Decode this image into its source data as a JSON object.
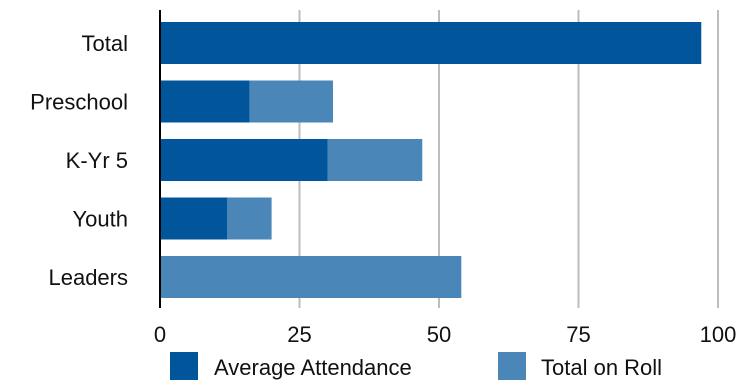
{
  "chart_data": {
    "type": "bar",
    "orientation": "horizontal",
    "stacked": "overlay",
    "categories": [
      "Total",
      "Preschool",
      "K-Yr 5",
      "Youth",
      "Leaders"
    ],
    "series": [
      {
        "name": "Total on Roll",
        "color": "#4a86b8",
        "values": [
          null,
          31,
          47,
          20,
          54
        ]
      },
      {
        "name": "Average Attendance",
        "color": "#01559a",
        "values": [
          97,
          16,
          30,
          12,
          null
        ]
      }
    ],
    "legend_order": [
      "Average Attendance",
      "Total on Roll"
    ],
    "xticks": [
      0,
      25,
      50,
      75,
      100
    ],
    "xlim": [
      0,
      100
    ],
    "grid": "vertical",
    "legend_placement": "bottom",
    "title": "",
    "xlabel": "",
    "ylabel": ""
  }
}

- [GIVEN EXERCISE]
Copy all lines from the listing that contain "name".

- [THE RESULT]
        "name": "Total on Roll",
        "name": "Average Attendance",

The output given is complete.